(Task description)
The data below needs to be returned exactly, line for line.

____________

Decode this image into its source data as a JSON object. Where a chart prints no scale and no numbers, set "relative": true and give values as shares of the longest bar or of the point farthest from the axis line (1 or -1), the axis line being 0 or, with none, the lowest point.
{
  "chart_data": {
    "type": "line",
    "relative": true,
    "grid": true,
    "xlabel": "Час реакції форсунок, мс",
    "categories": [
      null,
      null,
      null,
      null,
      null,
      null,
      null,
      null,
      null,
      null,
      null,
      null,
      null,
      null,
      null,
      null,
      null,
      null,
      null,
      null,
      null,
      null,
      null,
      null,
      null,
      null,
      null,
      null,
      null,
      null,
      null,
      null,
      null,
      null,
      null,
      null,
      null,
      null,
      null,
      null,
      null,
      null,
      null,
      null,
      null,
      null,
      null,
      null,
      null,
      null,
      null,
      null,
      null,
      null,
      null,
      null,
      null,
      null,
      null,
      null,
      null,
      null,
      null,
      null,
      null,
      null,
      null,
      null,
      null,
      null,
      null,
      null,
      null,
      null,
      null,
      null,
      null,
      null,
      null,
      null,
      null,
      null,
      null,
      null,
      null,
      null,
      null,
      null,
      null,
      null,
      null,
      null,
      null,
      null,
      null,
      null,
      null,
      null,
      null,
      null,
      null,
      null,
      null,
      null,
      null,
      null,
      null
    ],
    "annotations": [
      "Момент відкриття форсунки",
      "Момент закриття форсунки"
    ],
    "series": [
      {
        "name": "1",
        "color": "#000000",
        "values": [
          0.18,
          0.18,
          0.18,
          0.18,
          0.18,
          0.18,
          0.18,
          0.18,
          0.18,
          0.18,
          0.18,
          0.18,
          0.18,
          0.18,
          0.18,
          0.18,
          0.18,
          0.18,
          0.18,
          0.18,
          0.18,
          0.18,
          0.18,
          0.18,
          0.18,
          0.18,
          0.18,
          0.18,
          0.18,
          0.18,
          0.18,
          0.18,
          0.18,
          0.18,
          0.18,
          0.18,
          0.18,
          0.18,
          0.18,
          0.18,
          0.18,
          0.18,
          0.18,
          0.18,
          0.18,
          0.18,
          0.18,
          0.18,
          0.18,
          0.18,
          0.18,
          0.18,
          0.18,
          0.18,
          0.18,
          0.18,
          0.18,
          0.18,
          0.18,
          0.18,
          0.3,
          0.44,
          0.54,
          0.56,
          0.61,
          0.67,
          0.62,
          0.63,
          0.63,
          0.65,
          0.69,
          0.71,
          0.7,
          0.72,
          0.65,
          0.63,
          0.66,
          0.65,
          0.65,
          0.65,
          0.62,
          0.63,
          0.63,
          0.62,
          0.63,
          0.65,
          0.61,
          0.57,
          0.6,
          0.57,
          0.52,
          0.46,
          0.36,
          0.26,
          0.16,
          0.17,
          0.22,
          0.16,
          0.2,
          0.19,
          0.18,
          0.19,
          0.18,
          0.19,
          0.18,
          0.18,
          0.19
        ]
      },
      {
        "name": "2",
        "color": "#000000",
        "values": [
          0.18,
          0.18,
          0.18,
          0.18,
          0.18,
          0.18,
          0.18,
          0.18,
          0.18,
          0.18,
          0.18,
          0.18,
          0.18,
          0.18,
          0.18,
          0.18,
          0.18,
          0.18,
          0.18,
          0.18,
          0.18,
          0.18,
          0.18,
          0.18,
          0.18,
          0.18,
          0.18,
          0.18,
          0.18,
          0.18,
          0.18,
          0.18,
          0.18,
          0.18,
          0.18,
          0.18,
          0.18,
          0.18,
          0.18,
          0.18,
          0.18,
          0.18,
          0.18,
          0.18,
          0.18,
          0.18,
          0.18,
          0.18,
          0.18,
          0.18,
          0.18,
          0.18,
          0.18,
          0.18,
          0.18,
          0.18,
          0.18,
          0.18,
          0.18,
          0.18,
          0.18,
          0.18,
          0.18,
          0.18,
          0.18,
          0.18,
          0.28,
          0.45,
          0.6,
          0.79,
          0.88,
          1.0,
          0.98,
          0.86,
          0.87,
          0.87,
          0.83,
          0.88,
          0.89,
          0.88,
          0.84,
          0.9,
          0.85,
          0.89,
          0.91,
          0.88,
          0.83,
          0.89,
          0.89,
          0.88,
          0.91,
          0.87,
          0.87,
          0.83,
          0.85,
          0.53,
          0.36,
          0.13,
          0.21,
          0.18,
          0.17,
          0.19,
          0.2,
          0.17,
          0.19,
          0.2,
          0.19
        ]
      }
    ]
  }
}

____________

(Output of the exercise)
Decode this image into its source data as a JSON object. Where a chart prints no scale and no numbers, set "relative": true and give values as shares of the longest bar or of the point farthest from the axis line (1 or -1), the axis line being 0 or, with none, the lowest point.
{
  "chart_data": {
    "type": "line",
    "relative": true,
    "grid": true,
    "xlabel": "Час реакції форсунок, мс",
    "categories": [
      null,
      null,
      null,
      null,
      null,
      null,
      null,
      null,
      null,
      null,
      null,
      null,
      null,
      null,
      null,
      null,
      null,
      null,
      null,
      null,
      null,
      null,
      null,
      null,
      null,
      null,
      null,
      null,
      null,
      null,
      null,
      null,
      null,
      null,
      null,
      null,
      null,
      null,
      null,
      null,
      null,
      null,
      null,
      null,
      null,
      null,
      null,
      null,
      null,
      null,
      null,
      null,
      null,
      null,
      null,
      null,
      null,
      null,
      null,
      null,
      null,
      null,
      null,
      null,
      null,
      null,
      null,
      null,
      null,
      null,
      null,
      null,
      null,
      null,
      null,
      null,
      null,
      null,
      null,
      null,
      null,
      null,
      null,
      null,
      null,
      null,
      null,
      null,
      null,
      null,
      null,
      null,
      null,
      null,
      null,
      null,
      null,
      null,
      null,
      null,
      null,
      null,
      null,
      null,
      null,
      null,
      null
    ],
    "annotations": [
      "Момент відкриття форсунки",
      "Момент закриття форсунки"
    ],
    "series": [
      {
        "name": "1",
        "color": "#000000",
        "values": [
          0.18,
          0.18,
          0.18,
          0.18,
          0.18,
          0.18,
          0.18,
          0.18,
          0.18,
          0.18,
          0.18,
          0.18,
          0.18,
          0.18,
          0.18,
          0.18,
          0.18,
          0.18,
          0.18,
          0.18,
          0.18,
          0.18,
          0.18,
          0.18,
          0.18,
          0.18,
          0.18,
          0.18,
          0.18,
          0.18,
          0.18,
          0.18,
          0.18,
          0.18,
          0.18,
          0.18,
          0.18,
          0.18,
          0.18,
          0.18,
          0.18,
          0.18,
          0.18,
          0.18,
          0.18,
          0.18,
          0.18,
          0.18,
          0.18,
          0.18,
          0.18,
          0.18,
          0.18,
          0.18,
          0.18,
          0.18,
          0.18,
          0.18,
          0.18,
          0.18,
          0.3,
          0.44,
          0.54,
          0.56,
          0.61,
          0.67,
          0.62,
          0.63,
          0.63,
          0.65,
          0.69,
          0.71,
          0.7,
          0.72,
          0.65,
          0.63,
          0.66,
          0.65,
          0.65,
          0.65,
          0.62,
          0.63,
          0.63,
          0.62,
          0.63,
          0.65,
          0.61,
          0.57,
          0.6,
          0.57,
          0.52,
          0.46,
          0.36,
          0.26,
          0.16,
          0.17,
          0.22,
          0.16,
          0.2,
          0.19,
          0.18,
          0.19,
          0.18,
          0.19,
          0.18,
          0.18,
          0.19
        ]
      },
      {
        "name": "2",
        "color": "#000000",
        "values": [
          0.18,
          0.18,
          0.18,
          0.18,
          0.18,
          0.18,
          0.18,
          0.18,
          0.18,
          0.18,
          0.18,
          0.18,
          0.18,
          0.18,
          0.18,
          0.18,
          0.18,
          0.18,
          0.18,
          0.18,
          0.18,
          0.18,
          0.18,
          0.18,
          0.18,
          0.18,
          0.18,
          0.18,
          0.18,
          0.18,
          0.18,
          0.18,
          0.18,
          0.18,
          0.18,
          0.18,
          0.18,
          0.18,
          0.18,
          0.18,
          0.18,
          0.18,
          0.18,
          0.18,
          0.18,
          0.18,
          0.18,
          0.18,
          0.18,
          0.18,
          0.18,
          0.18,
          0.18,
          0.18,
          0.18,
          0.18,
          0.18,
          0.18,
          0.18,
          0.18,
          0.18,
          0.18,
          0.18,
          0.18,
          0.18,
          0.18,
          0.28,
          0.45,
          0.6,
          0.79,
          0.88,
          1.0,
          0.98,
          0.86,
          0.87,
          0.87,
          0.83,
          0.88,
          0.89,
          0.88,
          0.84,
          0.9,
          0.85,
          0.89,
          0.91,
          0.88,
          0.83,
          0.89,
          0.89,
          0.88,
          0.91,
          0.87,
          0.87,
          0.83,
          0.85,
          0.53,
          0.36,
          0.13,
          0.21,
          0.18,
          0.17,
          0.19,
          0.2,
          0.17,
          0.19,
          0.2,
          0.19
        ]
      }
    ]
  }
}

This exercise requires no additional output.